→ **Set task**:
What is needed here is an exact copy of every entry.

Stored data:
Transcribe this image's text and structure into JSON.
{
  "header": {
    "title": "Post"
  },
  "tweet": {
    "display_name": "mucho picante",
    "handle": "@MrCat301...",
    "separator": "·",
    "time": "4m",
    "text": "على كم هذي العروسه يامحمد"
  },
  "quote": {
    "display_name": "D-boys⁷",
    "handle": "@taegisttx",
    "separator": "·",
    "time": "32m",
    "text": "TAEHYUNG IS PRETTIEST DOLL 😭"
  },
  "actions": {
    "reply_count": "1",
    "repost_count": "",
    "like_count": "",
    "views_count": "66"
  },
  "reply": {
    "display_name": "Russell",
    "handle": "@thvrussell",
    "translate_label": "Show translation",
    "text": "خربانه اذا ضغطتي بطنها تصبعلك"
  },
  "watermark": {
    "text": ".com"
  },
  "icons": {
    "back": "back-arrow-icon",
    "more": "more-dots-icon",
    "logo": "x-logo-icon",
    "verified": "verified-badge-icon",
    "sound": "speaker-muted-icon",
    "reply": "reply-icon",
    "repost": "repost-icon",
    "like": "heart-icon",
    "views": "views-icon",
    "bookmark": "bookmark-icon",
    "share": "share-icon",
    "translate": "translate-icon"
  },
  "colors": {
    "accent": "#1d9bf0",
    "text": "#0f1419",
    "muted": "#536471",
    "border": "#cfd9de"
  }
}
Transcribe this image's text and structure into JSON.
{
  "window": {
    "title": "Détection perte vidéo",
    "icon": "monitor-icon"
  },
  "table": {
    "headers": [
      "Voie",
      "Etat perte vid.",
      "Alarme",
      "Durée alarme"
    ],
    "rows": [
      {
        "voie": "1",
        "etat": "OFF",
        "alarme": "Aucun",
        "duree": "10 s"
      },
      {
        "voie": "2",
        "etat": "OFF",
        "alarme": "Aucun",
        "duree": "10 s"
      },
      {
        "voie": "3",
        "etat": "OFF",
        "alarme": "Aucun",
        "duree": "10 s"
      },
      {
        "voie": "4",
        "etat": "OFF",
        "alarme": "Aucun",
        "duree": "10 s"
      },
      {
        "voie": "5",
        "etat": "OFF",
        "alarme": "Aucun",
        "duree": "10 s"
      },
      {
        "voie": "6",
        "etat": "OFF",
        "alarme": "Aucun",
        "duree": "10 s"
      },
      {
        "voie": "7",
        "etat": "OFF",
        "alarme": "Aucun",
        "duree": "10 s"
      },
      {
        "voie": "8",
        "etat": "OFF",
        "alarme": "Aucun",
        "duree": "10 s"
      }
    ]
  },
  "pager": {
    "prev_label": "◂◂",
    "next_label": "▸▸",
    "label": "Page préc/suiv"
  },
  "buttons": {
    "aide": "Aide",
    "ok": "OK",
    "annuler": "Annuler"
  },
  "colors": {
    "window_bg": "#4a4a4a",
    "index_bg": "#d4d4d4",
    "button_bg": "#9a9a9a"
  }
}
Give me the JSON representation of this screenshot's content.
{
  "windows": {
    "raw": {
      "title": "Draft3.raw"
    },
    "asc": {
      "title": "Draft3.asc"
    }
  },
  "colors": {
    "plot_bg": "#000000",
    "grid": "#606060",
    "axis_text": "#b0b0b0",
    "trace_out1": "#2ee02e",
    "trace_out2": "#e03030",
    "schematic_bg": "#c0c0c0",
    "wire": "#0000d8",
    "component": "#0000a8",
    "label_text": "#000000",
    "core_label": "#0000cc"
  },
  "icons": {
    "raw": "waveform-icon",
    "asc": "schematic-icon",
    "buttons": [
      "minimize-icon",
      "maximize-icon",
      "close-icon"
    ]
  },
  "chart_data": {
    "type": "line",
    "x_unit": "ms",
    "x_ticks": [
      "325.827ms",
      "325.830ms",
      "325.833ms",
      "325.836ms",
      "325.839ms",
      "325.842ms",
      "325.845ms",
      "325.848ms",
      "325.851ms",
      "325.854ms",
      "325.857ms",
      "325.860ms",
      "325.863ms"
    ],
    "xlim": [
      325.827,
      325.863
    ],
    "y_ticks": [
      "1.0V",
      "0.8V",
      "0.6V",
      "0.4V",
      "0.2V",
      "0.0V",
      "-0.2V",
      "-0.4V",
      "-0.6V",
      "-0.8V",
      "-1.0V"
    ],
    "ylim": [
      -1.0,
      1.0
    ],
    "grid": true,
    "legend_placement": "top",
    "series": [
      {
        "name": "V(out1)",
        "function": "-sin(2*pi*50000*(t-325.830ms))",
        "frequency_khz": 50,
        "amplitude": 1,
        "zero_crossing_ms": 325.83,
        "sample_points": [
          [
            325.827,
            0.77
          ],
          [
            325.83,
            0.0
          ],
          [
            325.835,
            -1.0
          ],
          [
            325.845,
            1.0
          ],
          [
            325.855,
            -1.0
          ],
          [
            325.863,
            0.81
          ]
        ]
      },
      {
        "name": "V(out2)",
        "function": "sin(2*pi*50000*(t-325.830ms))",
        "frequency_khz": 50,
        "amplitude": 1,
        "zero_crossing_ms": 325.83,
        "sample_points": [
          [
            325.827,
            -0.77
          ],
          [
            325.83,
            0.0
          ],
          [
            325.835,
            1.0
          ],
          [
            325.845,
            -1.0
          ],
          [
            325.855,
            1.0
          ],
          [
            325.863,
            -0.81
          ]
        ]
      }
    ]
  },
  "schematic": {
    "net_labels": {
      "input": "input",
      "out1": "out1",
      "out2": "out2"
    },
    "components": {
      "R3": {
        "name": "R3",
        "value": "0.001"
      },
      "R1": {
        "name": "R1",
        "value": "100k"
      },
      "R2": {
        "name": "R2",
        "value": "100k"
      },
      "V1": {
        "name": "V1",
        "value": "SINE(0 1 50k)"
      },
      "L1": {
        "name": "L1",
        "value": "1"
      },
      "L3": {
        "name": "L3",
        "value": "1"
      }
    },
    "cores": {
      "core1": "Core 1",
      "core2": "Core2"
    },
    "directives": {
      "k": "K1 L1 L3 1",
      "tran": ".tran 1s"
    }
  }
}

→ **Correct answer**:
Transcribe this image's text and structure into JSON.
{
  "header": {
    "title": "Post"
  },
  "tweet": {
    "display_name": "mucho picante",
    "handle": "@MrCat301...",
    "separator": "·",
    "time": "4m",
    "text": "على كم هذي العروسه يامحمد"
  },
  "quote": {
    "display_name": "D-boys⁷",
    "handle": "@taegisttx",
    "separator": "·",
    "time": "32m",
    "text": "TAEHYUNG IS PRETTIEST DOLL 😭"
  },
  "actions": {
    "reply_count": "1",
    "repost_count": "",
    "like_count": "",
    "views_count": "66"
  },
  "reply": {
    "display_name": "Russell",
    "handle": "@thvrussell",
    "translate_label": "Show translation",
    "text": "خربانه اذا ضغطتي بطنها تصبعلك"
  },
  "watermark": {
    "text": ".com"
  },
  "icons": {
    "back": "back-arrow-icon",
    "more": "more-dots-icon",
    "logo": "x-logo-icon",
    "verified": "verified-badge-icon",
    "sound": "speaker-muted-icon",
    "reply": "reply-icon",
    "repost": "repost-icon",
    "like": "heart-icon",
    "views": "views-icon",
    "bookmark": "bookmark-icon",
    "share": "share-icon",
    "translate": "translate-icon"
  },
  "colors": {
    "accent": "#1d9bf0",
    "text": "#0f1419",
    "muted": "#536471",
    "border": "#cfd9de"
  }
}
Transcribe this image's text and structure into JSON.
{
  "window": {
    "title": "Détection perte vidéo",
    "icon": "monitor-icon"
  },
  "table": {
    "headers": [
      "Voie",
      "Etat perte vid.",
      "Alarme",
      "Durée alarme"
    ],
    "rows": [
      {
        "voie": "1",
        "etat": "OFF",
        "alarme": "Aucun",
        "duree": "10 s"
      },
      {
        "voie": "2",
        "etat": "OFF",
        "alarme": "Aucun",
        "duree": "10 s"
      },
      {
        "voie": "3",
        "etat": "OFF",
        "alarme": "Aucun",
        "duree": "10 s"
      },
      {
        "voie": "4",
        "etat": "OFF",
        "alarme": "Aucun",
        "duree": "10 s"
      },
      {
        "voie": "5",
        "etat": "OFF",
        "alarme": "Aucun",
        "duree": "10 s"
      },
      {
        "voie": "6",
        "etat": "OFF",
        "alarme": "Aucun",
        "duree": "10 s"
      },
      {
        "voie": "7",
        "etat": "OFF",
        "alarme": "Aucun",
        "duree": "10 s"
      },
      {
        "voie": "8",
        "etat": "OFF",
        "alarme": "Aucun",
        "duree": "10 s"
      }
    ]
  },
  "pager": {
    "prev_label": "◂◂",
    "next_label": "▸▸",
    "label": "Page préc/suiv"
  },
  "buttons": {
    "aide": "Aide",
    "ok": "OK",
    "annuler": "Annuler"
  },
  "colors": {
    "window_bg": "#4a4a4a",
    "index_bg": "#d4d4d4",
    "button_bg": "#9a9a9a"
  }
}
Give me the JSON representation of this screenshot's content.
{
  "windows": {
    "raw": {
      "title": "Draft3.raw"
    },
    "asc": {
      "title": "Draft3.asc"
    }
  },
  "colors": {
    "plot_bg": "#000000",
    "grid": "#606060",
    "axis_text": "#b0b0b0",
    "trace_out1": "#2ee02e",
    "trace_out2": "#e03030",
    "schematic_bg": "#c0c0c0",
    "wire": "#0000d8",
    "component": "#0000a8",
    "label_text": "#000000",
    "core_label": "#0000cc"
  },
  "icons": {
    "raw": "waveform-icon",
    "asc": "schematic-icon",
    "buttons": [
      "minimize-icon",
      "maximize-icon",
      "close-icon"
    ]
  },
  "chart_data": {
    "type": "line",
    "x_unit": "ms",
    "x_ticks": [
      "325.827ms",
      "325.830ms",
      "325.833ms",
      "325.836ms",
      "325.839ms",
      "325.842ms",
      "325.845ms",
      "325.848ms",
      "325.851ms",
      "325.854ms",
      "325.857ms",
      "325.860ms",
      "325.863ms"
    ],
    "xlim": [
      325.827,
      325.863
    ],
    "y_ticks": [
      "1.0V",
      "0.8V",
      "0.6V",
      "0.4V",
      "0.2V",
      "0.0V",
      "-0.2V",
      "-0.4V",
      "-0.6V",
      "-0.8V",
      "-1.0V"
    ],
    "ylim": [
      -1.0,
      1.0
    ],
    "grid": true,
    "legend_placement": "top",
    "series": [
      {
        "name": "V(out1)",
        "function": "-sin(2*pi*50000*(t-325.830ms))",
        "frequency_khz": 50,
        "amplitude": 1,
        "zero_crossing_ms": 325.83,
        "sample_points": [
          [
            325.827,
            0.77
          ],
          [
            325.83,
            0.0
          ],
          [
            325.835,
            -1.0
          ],
          [
            325.845,
            1.0
          ],
          [
            325.855,
            -1.0
          ],
          [
            325.863,
            0.81
          ]
        ]
      },
      {
        "name": "V(out2)",
        "function": "sin(2*pi*50000*(t-325.830ms))",
        "frequency_khz": 50,
        "amplitude": 1,
        "zero_crossing_ms": 325.83,
        "sample_points": [
          [
            325.827,
            -0.77
          ],
          [
            325.83,
            0.0
          ],
          [
            325.835,
            1.0
          ],
          [
            325.845,
            -1.0
          ],
          [
            325.855,
            1.0
          ],
          [
            325.863,
            -0.81
          ]
        ]
      }
    ]
  },
  "schematic": {
    "net_labels": {
      "input": "input",
      "out1": "out1",
      "out2": "out2"
    },
    "components": {
      "R3": {
        "name": "R3",
        "value": "0.001"
      },
      "R1": {
        "name": "R1",
        "value": "100k"
      },
      "R2": {
        "name": "R2",
        "value": "100k"
      },
      "V1": {
        "name": "V1",
        "value": "SINE(0 1 50k)"
      },
      "L1": {
        "name": "L1",
        "value": "1"
      },
      "L3": {
        "name": "L3",
        "value": "1"
      }
    },
    "cores": {
      "core1": "Core 1",
      "core2": "Core2"
    },
    "directives": {
      "k": "K1 L1 L3 1",
      "tran": ".tran 1s"
    }
  }
}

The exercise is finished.